* What needs to be done: Read the entries below and pull out each line with the string "mails".

* Extracted material:
BEGIN

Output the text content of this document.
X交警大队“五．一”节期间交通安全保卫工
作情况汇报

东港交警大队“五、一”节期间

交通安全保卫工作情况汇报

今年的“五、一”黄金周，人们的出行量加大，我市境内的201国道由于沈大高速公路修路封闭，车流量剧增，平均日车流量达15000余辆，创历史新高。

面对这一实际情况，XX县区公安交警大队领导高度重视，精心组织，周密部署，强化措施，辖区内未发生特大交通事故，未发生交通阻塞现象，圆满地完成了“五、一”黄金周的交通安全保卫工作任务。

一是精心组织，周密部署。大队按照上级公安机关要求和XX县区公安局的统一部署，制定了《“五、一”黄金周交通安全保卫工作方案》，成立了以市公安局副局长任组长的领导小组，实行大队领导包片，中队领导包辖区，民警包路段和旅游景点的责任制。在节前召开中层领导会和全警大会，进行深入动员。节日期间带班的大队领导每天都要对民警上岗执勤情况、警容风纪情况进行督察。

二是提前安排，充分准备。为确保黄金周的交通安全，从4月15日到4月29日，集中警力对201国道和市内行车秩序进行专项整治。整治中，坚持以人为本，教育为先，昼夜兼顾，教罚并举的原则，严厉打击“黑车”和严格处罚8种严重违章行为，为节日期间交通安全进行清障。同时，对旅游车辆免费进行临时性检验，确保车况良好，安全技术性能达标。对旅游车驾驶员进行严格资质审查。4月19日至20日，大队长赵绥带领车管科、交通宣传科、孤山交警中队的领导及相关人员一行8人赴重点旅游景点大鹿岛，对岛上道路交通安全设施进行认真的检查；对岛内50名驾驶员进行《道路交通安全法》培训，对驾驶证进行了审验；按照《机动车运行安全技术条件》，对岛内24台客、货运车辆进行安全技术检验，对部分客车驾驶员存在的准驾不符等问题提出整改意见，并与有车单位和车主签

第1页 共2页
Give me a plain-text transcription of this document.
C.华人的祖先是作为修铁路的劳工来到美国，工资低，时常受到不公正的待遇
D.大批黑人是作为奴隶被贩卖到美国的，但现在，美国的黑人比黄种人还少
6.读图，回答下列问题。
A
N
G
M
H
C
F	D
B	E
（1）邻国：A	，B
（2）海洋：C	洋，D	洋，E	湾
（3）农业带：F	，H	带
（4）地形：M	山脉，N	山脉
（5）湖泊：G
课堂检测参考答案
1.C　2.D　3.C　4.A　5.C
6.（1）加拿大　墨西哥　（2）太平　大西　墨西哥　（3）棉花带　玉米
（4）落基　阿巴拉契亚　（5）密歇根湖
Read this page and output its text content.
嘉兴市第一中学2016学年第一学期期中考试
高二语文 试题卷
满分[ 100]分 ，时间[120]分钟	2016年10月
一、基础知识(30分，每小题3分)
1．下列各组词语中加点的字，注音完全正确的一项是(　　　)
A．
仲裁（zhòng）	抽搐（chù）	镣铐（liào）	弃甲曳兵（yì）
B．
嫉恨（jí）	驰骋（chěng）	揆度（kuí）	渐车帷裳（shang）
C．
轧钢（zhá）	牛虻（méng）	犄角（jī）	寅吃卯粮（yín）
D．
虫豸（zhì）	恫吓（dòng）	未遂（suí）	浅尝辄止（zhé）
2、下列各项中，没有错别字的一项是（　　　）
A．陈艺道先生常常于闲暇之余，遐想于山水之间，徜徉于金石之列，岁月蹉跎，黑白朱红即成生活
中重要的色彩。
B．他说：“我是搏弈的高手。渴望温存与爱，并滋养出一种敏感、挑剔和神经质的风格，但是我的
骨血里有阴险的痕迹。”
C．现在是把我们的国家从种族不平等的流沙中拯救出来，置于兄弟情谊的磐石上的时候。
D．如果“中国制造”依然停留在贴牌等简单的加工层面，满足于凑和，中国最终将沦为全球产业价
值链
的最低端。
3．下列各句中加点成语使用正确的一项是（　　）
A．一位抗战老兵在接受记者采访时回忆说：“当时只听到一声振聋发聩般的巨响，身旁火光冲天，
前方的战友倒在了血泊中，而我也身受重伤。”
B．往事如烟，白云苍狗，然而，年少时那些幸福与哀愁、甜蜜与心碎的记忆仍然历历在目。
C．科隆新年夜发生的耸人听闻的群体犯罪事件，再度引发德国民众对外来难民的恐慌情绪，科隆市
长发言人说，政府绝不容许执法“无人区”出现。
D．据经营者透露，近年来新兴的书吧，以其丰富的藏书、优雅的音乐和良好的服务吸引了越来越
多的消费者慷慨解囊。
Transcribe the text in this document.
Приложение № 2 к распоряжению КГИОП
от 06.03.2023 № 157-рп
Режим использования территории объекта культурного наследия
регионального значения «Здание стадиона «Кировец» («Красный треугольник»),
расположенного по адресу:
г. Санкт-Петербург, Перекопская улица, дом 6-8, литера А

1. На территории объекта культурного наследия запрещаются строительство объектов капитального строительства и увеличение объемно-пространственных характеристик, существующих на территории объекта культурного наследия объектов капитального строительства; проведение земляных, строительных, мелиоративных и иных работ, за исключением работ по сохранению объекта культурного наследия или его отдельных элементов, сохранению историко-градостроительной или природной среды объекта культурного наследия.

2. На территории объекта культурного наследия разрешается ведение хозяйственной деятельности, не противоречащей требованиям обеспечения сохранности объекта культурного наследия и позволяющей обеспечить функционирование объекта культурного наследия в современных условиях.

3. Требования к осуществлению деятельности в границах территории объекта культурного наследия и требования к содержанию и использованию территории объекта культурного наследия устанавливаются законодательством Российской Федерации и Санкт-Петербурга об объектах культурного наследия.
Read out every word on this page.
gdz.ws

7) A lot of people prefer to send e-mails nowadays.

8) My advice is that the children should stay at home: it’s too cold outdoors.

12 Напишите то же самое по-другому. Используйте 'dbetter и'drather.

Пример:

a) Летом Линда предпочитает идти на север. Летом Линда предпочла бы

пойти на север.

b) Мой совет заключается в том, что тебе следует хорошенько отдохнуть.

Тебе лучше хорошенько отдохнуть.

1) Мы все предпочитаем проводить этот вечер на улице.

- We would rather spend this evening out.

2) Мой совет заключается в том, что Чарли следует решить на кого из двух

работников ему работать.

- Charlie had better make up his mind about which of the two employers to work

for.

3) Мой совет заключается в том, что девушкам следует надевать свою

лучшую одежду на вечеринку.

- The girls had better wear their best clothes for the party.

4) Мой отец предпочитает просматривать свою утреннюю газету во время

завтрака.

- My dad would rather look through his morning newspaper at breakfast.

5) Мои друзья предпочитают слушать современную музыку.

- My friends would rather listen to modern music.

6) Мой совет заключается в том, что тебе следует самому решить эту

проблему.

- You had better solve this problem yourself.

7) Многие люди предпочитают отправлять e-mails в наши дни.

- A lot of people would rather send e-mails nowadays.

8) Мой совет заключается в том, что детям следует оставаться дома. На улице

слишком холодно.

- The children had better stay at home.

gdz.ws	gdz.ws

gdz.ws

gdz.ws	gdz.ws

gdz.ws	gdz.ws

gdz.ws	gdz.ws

END

* The response:
7) A lot of people prefer to send e-mails nowadays.
7) Многие люди предпочитают отправлять e-mails в наши дни.
- A lot of people would rather send e-mails nowadays.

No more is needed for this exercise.